# DO THIS:
Reproduce the rows verbatim, from the beginning of the rows through the line containing "The second gearset 24 is at (547, 680).", including that line, and omit the pictures from your output.

____

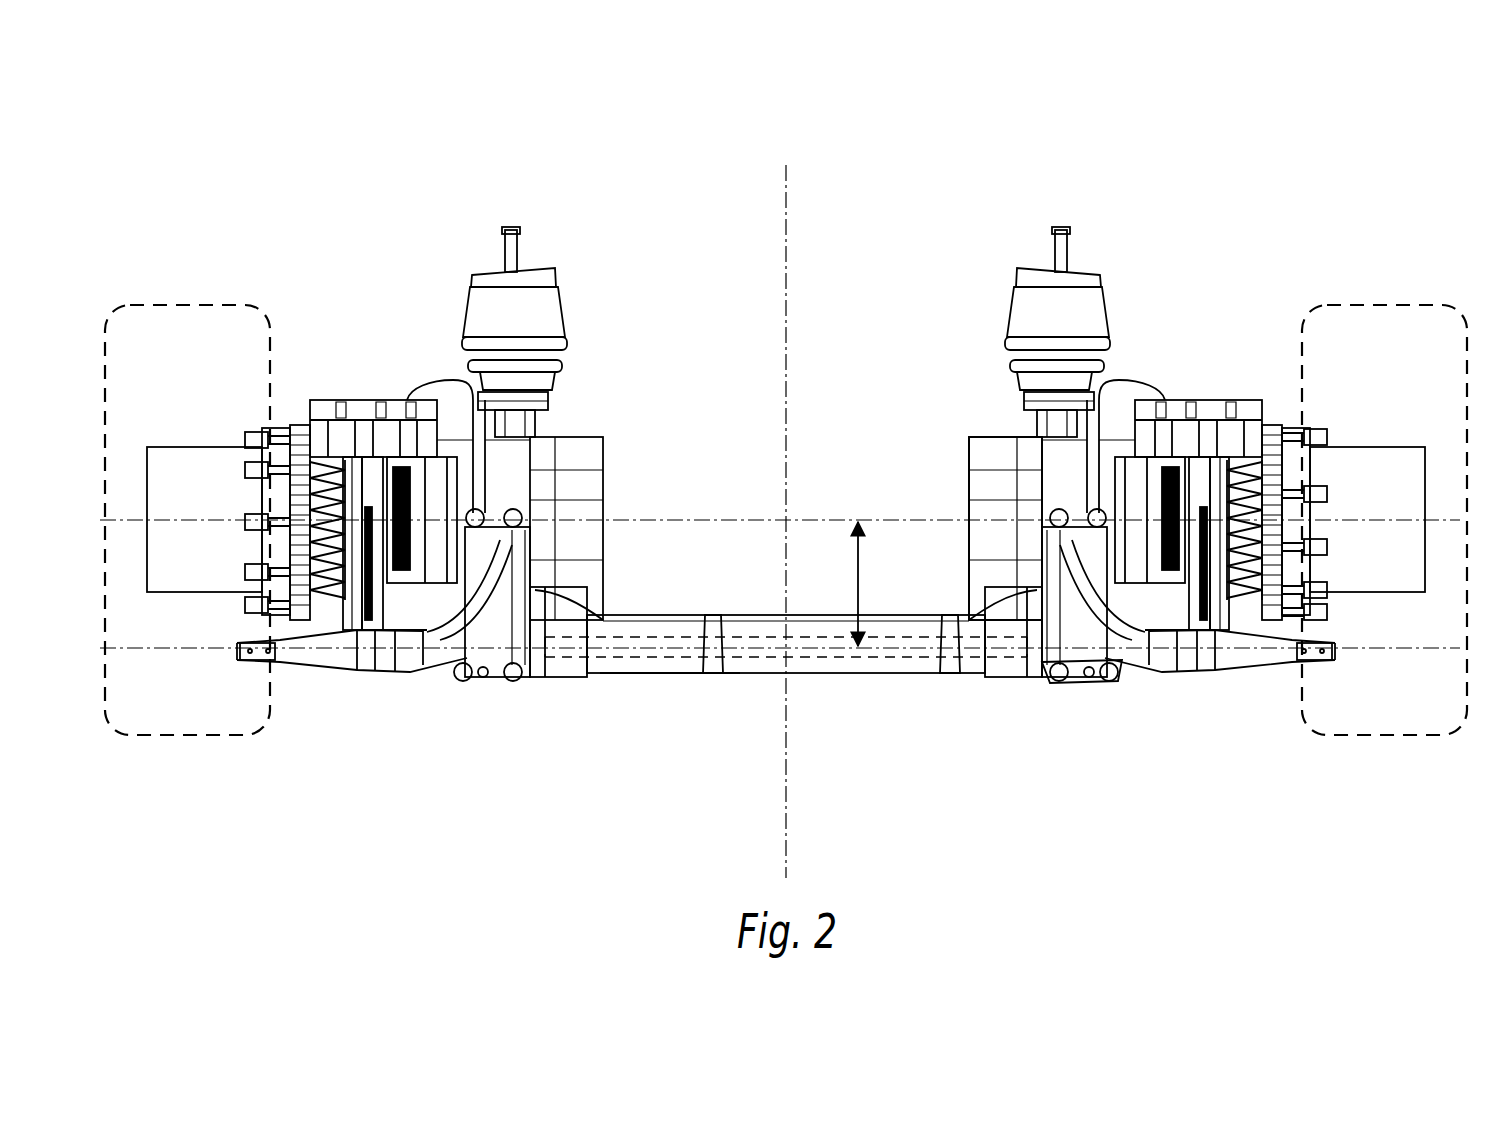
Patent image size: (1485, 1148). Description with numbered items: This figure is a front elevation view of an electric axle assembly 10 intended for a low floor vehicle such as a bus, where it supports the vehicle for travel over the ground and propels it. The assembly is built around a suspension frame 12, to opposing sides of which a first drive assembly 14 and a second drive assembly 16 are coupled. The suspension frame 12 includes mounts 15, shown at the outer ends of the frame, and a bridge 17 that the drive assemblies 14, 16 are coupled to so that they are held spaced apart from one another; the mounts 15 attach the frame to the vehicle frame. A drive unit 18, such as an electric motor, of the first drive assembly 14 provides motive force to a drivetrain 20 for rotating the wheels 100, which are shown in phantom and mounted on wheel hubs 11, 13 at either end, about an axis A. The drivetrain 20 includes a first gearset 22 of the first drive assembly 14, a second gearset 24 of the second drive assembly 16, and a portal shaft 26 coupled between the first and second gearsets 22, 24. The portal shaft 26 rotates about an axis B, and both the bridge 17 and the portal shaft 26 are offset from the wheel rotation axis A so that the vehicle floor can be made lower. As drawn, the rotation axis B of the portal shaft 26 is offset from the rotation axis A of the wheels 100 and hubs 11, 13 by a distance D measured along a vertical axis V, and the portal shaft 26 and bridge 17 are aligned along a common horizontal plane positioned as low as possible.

The electric axle assembly 10 is at (783, 478).
The wheels 100 is at (201, 290).
The wheel hub 11 is at (1341, 423).
The wheel hub 13 is at (218, 426).
The suspension frame 12 is at (777, 761).
The first drive assembly 14 is at (985, 420).
The second drive assembly 16 is at (585, 428).
The mounts 15 is at (347, 672).
The bridge 17 is at (664, 682).
The drive unit 18 is at (970, 487).
The drivetrain 20 is at (1188, 739).
The first gearset 22 is at (1035, 672).
The second gearset 24 is at (547, 680).
The portal shaft 26 is at (884, 664).
The axis A is at (640, 517).
The axis B is at (626, 645).
The distance D is at (858, 578).
The vertical axis V is at (790, 218).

____

# COMPLETED EXERCISE:
Patent image size: (1485, 1148). Description with numbered items: This figure is a front elevation view of an electric axle assembly 10 intended for a low floor vehicle such as a bus, where it supports the vehicle for travel over the ground and propels it. The assembly is built around a suspension frame 12, to opposing sides of which a first drive assembly 14 and a second drive assembly 16 are coupled. The suspension frame 12 includes mounts 15, shown at the outer ends of the frame, and a bridge 17 that the drive assemblies 14, 16 are coupled to so that they are held spaced apart from one another; the mounts 15 attach the frame to the vehicle frame. A drive unit 18, such as an electric motor, of the first drive assembly 14 provides motive force to a drivetrain 20 for rotating the wheels 100, which are shown in phantom and mounted on wheel hubs 11, 13 at either end, about an axis A. The drivetrain 20 includes a first gearset 22 of the first drive assembly 14, a second gearset 24 of the second drive assembly 16, and a portal shaft 26 coupled between the first and second gearsets 22, 24. The portal shaft 26 rotates about an axis B, and both the bridge 17 and the portal shaft 26 are offset from the wheel rotation axis A so that the vehicle floor can be made lower. As drawn, the rotation axis B of the portal shaft 26 is offset from the rotation axis A of the wheels 100 and hubs 11, 13 by a distance D measured along a vertical axis V, and the portal shaft 26 and bridge 17 are aligned along a common horizontal plane positioned as low as possible.

The electric axle assembly 10 is at (783, 478).
The wheels 100 is at (201, 290).
The wheel hub 11 is at (1341, 423).
The wheel hub 13 is at (218, 426).
The suspension frame 12 is at (777, 761).
The first drive assembly 14 is at (985, 420).
The second drive assembly 16 is at (585, 428).
The mounts 15 is at (347, 672).
The bridge 17 is at (664, 682).
The drive unit 18 is at (970, 487).
The drivetrain 20 is at (1188, 739).
The first gearset 22 is at (1035, 672).
The second gearset 24 is at (547, 680).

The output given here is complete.